• **SET TASK**: Copy every line that holds "Beneficiary".

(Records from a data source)
- - -

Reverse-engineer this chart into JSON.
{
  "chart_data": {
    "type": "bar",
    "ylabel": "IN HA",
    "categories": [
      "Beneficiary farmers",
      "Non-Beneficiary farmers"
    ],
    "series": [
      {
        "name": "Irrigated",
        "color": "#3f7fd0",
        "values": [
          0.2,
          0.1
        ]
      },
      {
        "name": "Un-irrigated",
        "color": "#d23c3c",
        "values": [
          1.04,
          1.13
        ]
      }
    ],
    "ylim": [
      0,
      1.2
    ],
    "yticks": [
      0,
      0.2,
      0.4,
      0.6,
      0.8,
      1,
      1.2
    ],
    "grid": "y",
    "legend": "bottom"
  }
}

- - -

• **EXERCISE RESULT**:
      "Beneficiary farmers",
      "Non-Beneficiary farmers"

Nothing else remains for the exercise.